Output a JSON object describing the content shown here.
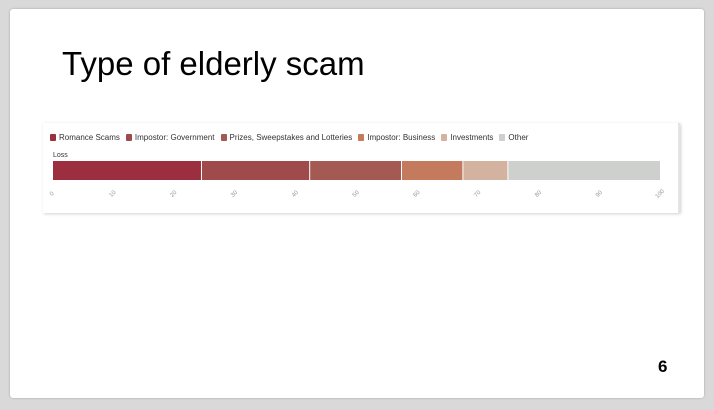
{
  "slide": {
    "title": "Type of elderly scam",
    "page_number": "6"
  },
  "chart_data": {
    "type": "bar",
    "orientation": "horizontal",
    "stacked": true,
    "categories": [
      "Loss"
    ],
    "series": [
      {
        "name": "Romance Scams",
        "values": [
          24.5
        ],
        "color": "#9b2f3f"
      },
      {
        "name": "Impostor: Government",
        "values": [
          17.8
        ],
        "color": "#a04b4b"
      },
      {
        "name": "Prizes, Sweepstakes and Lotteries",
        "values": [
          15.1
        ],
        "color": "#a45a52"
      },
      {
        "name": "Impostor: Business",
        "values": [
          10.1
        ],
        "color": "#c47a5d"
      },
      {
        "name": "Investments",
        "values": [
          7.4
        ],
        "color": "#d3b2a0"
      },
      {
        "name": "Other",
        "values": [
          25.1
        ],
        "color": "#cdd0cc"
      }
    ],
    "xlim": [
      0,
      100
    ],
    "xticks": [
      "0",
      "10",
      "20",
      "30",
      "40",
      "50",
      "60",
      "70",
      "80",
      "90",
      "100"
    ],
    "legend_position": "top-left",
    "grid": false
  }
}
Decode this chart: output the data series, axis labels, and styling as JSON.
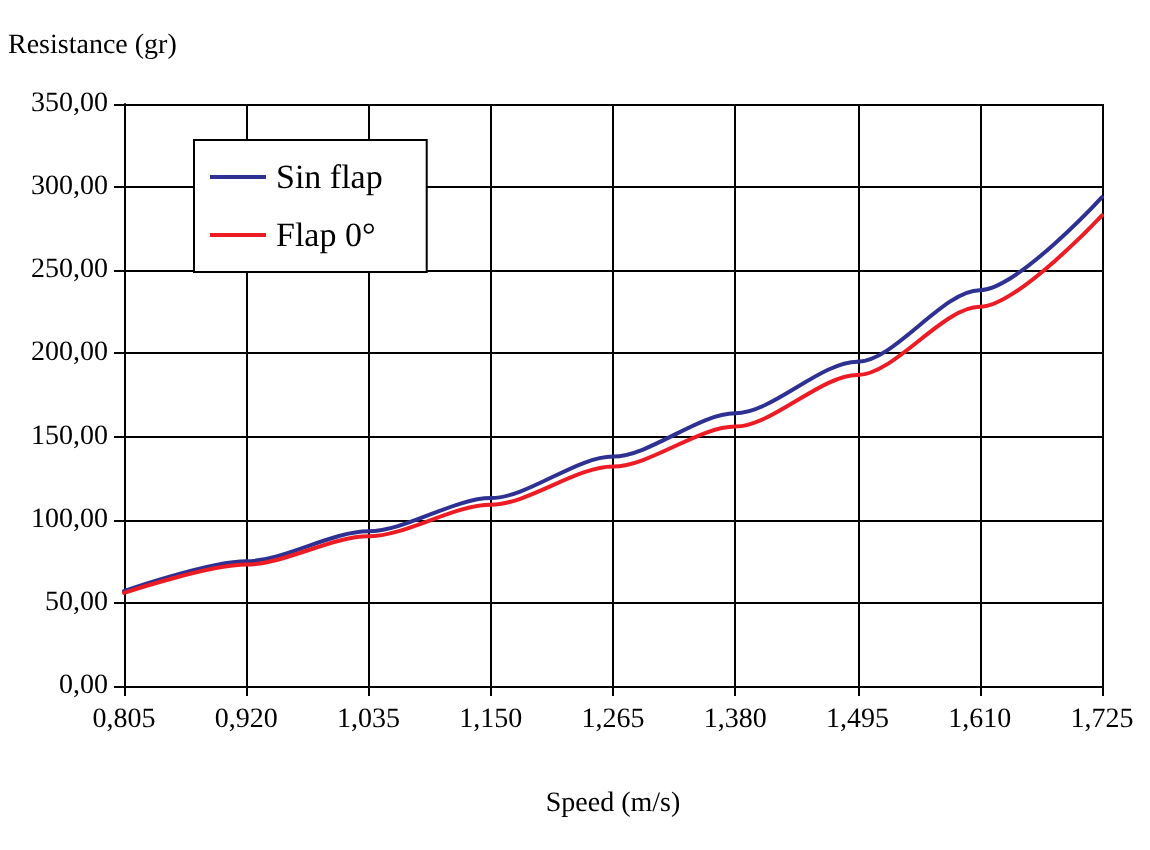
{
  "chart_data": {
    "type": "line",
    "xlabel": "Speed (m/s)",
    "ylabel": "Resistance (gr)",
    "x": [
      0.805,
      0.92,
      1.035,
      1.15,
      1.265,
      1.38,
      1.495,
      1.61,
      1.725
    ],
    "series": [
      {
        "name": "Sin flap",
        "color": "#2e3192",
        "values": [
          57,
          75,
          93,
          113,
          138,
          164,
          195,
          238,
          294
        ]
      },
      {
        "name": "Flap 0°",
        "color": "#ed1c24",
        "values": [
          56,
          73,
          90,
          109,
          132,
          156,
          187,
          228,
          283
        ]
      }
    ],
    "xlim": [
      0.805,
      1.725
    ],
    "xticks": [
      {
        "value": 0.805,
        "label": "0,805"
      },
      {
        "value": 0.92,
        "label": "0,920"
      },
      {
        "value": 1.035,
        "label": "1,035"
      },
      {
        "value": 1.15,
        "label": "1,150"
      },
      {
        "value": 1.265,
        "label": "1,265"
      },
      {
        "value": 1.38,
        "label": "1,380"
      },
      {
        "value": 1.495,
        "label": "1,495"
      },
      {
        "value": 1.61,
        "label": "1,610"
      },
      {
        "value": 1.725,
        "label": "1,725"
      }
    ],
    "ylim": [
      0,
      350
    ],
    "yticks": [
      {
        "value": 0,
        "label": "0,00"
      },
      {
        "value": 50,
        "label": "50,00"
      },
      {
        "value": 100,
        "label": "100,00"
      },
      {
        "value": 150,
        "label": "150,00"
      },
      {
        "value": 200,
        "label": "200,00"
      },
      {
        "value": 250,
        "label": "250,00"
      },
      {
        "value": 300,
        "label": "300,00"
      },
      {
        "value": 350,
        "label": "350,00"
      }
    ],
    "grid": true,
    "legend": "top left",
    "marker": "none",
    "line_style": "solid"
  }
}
--
List every line from the entries above in which "color" appears.

## THE OUTPUT
        "color": "#9b2f3f"
        "color": "#a04b4b"
        "color": "#a45a52"
        "color": "#c47a5d"
        "color": "#d3b2a0"
        "color": "#cdd0cc"
        "color": "#2e3192",
        "color": "#ed1c24",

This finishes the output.